## Исходный текст
....................

Кулачество в литературе, Розанов Василий Васильевич, Год: 1906

Время на прочтение: 6 минут(ы)

КУЛАЧЕСТВО В ЛИТЕРАТУРЕ

Думы литератора

‘Кулачество’ есть одно из тяжелых и мрачных явлений простонародной нашей жизни, над выяснением которого много потрудилась русская литература. Что такое ‘кулак’? Это — ‘мироед’, который ‘поедает’ ‘мир’, опираясь на то, что он ‘сила’, и ‘поедает’ он его не явно, но закулисно, оставаясь внешним образом и юридически всегда ‘в своем праве’. Напротив совершенно: ‘поедая’ закулисно, он доводит жертву до последних степеней раздражения, вызывает его на нарушение ‘писанного’ права, ‘закона’ и тут уже губит его и явно, ‘юридически’. Темное явление, чисто нравственное и бытовое. Каинство в жизни, состоящее в том, что ‘свой своего ест’…
Прочитав фельетон г. И. Щеглова в ‘Новом Времени’ — ‘Шемякин суд’, — невольно приходишь к мысли, что темное явление ‘кулачества’ продвинулось и в литературу. Фельетон написан слабо, степень раздражения автора, очевидно, достигла того напряжения, когда уже теряется ‘красота слога’ и нет продуманности в ходе изложения и развития аргументации. Виден только факт. В чем он состоит? В иезуитском, именно ‘кулачески’ келейном ‘одобрении пьесы’ автора, но с тем, чтобы она была ‘совершенно переделана’. ‘Мы вас одобряем’ — даже страшно, что эти слова выговорились, когда сущность приговора и состоит в ‘забраковании’ пьесы. Русская литература — да где твоя правда? Но мы торопимся. Кто ‘забраковал’? ‘Литературно-театральный комитет’, т. е. ‘учреждение официальное’, разрешающее или отвергающее пьесы, предположенные к постановке на Императорских театрах, но учреждение, управляемое литераторами, доверчиво переданное — и, конечно, много прекрасного в этом доверии — литераторам.

....................

Записи пространственной разметки
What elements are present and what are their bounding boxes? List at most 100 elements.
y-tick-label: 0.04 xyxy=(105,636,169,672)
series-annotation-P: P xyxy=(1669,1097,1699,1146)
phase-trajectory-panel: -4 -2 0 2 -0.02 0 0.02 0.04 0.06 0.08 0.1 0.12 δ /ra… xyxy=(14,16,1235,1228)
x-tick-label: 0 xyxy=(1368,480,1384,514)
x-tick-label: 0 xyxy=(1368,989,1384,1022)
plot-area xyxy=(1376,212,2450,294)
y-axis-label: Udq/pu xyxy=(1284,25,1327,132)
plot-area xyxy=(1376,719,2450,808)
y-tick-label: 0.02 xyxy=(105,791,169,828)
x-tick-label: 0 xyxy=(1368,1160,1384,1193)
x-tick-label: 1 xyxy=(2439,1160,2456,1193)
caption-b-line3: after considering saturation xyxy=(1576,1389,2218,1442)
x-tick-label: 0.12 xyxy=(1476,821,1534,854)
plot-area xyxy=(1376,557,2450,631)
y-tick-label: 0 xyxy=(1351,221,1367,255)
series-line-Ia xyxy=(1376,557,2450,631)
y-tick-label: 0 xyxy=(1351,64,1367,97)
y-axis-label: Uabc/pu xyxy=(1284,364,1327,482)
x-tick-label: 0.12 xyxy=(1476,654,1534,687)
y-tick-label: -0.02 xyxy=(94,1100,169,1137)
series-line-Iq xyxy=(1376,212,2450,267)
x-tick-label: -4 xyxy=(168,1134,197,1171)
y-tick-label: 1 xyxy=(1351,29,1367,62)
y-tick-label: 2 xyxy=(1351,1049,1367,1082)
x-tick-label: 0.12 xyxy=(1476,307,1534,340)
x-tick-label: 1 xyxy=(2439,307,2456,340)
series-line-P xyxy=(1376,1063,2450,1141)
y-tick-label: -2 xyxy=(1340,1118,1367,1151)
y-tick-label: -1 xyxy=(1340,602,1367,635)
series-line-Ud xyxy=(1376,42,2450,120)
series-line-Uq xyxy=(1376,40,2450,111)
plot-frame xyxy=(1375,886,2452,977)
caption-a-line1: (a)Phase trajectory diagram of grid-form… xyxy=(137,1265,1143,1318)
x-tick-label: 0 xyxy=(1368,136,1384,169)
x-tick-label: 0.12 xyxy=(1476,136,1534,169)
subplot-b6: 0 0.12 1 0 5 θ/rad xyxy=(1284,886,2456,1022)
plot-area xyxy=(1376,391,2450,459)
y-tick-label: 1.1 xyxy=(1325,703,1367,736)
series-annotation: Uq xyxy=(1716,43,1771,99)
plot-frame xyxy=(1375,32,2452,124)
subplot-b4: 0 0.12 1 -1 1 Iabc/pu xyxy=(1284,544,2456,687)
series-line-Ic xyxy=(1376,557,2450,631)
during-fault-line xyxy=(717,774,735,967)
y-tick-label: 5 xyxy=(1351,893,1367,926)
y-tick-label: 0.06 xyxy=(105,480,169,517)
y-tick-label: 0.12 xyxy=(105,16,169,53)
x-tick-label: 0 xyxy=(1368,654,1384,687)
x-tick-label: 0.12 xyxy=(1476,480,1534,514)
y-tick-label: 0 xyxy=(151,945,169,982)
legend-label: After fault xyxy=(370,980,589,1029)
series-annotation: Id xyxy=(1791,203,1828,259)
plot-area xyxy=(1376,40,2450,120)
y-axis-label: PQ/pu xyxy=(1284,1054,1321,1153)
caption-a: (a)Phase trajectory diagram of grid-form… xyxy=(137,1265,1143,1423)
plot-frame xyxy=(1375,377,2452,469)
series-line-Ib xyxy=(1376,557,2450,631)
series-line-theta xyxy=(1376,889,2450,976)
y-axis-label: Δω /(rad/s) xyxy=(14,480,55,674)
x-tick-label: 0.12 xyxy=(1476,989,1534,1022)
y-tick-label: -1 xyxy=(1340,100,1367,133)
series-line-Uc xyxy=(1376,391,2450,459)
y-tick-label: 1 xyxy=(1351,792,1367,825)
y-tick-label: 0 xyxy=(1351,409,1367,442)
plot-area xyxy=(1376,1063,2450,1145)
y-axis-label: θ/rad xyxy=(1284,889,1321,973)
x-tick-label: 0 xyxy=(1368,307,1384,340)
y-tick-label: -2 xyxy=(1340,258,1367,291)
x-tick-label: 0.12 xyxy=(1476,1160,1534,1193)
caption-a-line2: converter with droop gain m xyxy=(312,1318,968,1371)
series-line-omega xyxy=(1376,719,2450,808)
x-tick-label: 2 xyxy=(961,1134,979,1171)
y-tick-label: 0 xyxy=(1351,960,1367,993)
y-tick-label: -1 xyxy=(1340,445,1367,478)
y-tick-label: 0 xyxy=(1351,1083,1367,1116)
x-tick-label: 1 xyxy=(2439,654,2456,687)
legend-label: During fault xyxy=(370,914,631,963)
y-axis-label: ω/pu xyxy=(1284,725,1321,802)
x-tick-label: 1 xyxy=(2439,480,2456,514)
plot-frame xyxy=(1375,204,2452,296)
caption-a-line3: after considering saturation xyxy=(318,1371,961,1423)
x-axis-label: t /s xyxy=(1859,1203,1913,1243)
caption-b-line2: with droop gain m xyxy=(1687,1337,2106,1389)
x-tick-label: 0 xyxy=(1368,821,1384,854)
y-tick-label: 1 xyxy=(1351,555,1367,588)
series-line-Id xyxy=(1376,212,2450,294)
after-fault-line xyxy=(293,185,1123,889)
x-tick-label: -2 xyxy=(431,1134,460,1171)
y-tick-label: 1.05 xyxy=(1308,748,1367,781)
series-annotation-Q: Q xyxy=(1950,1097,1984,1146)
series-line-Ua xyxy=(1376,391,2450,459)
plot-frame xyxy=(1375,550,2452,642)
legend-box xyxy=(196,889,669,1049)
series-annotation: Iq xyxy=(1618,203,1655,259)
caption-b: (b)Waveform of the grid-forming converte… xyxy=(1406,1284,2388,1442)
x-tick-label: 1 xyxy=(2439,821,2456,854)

....................

## Условие задачи
Проверьте, согласуются ли с исходным текстом о кулачестве в литературе три утверждения: (а) фельетон «Шемякин суд» был напечатан в «Новом Времени»; (б) автор считает этот фельетон хорошо написанным; (в) Литературно-театральный комитет управляется не литераторами. Для каждого утверждения ответьте «да» или «нет» и приведите дословно решающие слова текста.

## Ответ
(а) Да: «Прочитав фельетон г. И. Щеглова в ‘Новом Времени’ — ‘Шемякин суд’».
(б) Нет: «Фельетон написан слабо».
(в) Нет: «но учреждение, управляемое литераторами».